[Dataset entries on figures]

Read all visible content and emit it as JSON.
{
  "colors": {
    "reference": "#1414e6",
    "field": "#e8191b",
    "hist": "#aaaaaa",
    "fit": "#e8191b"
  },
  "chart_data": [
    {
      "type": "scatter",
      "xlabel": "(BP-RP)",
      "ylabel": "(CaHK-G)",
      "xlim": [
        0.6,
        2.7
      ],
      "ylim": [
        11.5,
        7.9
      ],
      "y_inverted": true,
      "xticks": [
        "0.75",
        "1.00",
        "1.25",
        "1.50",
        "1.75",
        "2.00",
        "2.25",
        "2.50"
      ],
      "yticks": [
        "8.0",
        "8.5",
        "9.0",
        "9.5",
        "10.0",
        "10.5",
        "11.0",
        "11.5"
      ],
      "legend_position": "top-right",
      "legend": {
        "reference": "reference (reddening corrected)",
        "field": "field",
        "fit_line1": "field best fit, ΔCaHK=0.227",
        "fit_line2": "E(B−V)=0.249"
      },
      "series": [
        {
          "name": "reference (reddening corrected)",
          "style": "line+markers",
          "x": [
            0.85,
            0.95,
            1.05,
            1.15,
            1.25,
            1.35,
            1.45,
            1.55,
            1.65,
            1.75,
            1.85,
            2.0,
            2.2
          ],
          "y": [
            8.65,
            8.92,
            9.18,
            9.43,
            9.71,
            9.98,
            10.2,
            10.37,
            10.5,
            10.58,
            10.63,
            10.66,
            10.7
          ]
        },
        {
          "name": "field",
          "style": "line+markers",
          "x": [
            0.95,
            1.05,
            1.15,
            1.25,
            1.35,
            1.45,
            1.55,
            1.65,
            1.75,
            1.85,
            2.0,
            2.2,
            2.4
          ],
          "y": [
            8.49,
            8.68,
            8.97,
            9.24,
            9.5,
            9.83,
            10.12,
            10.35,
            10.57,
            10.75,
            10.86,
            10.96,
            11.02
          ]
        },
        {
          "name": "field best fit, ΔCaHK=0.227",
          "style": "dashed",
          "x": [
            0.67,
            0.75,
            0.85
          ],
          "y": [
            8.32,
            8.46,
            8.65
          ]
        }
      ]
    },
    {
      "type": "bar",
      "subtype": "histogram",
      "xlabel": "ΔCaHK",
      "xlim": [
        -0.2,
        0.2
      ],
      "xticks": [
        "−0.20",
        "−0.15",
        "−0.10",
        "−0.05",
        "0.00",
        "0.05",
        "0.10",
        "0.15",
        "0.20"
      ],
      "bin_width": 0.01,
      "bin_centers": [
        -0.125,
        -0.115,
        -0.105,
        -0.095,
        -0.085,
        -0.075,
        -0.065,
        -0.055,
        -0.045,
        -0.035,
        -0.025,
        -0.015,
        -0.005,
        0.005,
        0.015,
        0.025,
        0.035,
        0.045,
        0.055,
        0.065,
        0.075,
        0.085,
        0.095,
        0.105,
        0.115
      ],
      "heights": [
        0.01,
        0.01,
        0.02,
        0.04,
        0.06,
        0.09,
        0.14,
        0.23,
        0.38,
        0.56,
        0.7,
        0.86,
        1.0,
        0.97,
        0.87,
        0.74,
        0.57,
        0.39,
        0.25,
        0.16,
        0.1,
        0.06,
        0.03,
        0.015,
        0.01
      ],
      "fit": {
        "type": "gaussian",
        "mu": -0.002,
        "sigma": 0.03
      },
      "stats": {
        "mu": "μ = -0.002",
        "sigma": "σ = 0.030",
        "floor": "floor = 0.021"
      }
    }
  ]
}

* * *

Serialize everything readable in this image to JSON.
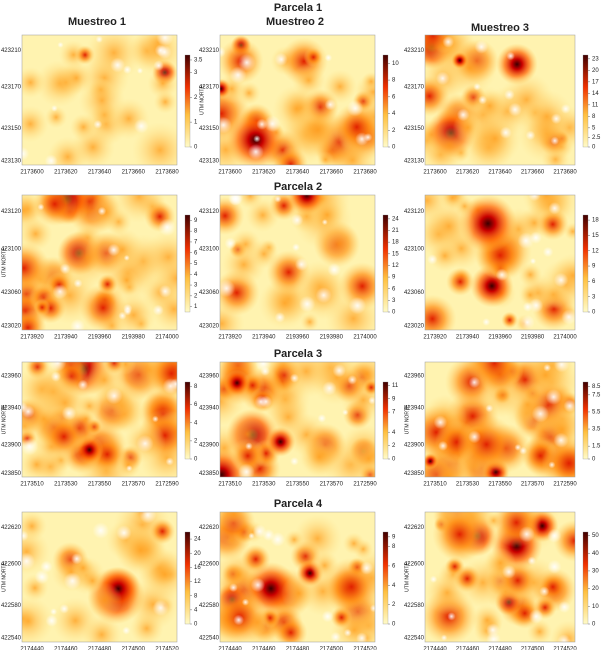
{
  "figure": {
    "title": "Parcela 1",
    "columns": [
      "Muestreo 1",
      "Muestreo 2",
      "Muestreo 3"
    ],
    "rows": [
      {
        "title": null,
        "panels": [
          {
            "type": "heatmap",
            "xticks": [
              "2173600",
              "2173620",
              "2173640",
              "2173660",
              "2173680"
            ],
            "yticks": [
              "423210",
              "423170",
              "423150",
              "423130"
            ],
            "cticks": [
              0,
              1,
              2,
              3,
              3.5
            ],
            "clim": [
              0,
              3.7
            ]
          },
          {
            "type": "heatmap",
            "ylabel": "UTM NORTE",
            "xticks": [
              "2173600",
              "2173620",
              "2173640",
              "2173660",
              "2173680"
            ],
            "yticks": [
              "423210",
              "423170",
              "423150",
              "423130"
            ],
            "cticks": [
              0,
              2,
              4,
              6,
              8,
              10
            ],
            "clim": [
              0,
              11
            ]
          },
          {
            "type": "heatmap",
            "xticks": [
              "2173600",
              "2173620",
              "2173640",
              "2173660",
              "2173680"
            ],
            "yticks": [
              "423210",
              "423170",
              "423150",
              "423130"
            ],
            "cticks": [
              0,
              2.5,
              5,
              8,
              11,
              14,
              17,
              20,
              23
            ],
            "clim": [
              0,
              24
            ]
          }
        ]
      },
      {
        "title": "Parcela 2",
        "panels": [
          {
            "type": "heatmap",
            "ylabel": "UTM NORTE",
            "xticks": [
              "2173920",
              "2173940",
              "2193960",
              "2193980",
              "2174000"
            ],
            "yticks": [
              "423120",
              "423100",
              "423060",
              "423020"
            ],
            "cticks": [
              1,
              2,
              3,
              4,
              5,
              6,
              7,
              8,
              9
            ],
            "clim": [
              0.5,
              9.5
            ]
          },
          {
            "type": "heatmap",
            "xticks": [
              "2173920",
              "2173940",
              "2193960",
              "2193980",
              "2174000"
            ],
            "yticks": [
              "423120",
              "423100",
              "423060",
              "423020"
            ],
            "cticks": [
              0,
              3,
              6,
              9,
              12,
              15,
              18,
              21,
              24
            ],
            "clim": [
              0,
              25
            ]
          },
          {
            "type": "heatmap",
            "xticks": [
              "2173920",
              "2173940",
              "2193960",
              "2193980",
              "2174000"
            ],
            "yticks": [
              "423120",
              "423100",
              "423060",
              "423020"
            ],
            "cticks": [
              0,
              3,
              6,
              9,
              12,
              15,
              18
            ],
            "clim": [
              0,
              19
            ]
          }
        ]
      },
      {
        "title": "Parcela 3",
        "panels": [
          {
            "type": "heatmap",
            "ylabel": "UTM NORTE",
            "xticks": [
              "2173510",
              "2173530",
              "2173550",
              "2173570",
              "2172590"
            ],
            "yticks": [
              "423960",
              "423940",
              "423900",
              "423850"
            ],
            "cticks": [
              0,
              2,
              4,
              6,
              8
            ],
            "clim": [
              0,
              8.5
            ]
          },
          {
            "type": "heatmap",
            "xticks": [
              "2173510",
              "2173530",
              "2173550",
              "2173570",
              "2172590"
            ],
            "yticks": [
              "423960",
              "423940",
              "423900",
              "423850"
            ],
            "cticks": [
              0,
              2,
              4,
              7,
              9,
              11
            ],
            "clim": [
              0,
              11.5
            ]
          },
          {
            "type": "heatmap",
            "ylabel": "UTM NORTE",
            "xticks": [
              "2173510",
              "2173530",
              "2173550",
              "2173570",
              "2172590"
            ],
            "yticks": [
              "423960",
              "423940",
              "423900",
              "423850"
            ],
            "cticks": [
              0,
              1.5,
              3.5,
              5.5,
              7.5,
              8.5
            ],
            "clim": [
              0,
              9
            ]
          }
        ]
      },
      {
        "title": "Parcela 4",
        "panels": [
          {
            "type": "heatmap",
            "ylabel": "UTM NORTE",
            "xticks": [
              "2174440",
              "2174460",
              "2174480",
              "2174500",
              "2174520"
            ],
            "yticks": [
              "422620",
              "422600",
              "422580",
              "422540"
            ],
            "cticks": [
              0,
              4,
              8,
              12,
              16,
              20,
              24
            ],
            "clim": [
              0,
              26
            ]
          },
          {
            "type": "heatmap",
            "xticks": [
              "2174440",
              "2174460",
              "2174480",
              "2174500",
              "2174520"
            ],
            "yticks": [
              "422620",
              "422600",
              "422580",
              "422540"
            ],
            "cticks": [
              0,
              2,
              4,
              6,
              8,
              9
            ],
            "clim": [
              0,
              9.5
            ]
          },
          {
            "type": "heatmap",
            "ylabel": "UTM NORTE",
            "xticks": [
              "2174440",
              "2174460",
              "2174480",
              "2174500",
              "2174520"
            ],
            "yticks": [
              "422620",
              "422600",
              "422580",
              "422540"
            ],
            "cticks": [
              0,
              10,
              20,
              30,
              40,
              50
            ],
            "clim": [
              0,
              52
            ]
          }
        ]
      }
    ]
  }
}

YOUR TASK: Give the number of lines where the string "field" occurs, without any further text.

SOLUTION FOR THIS TASK: 5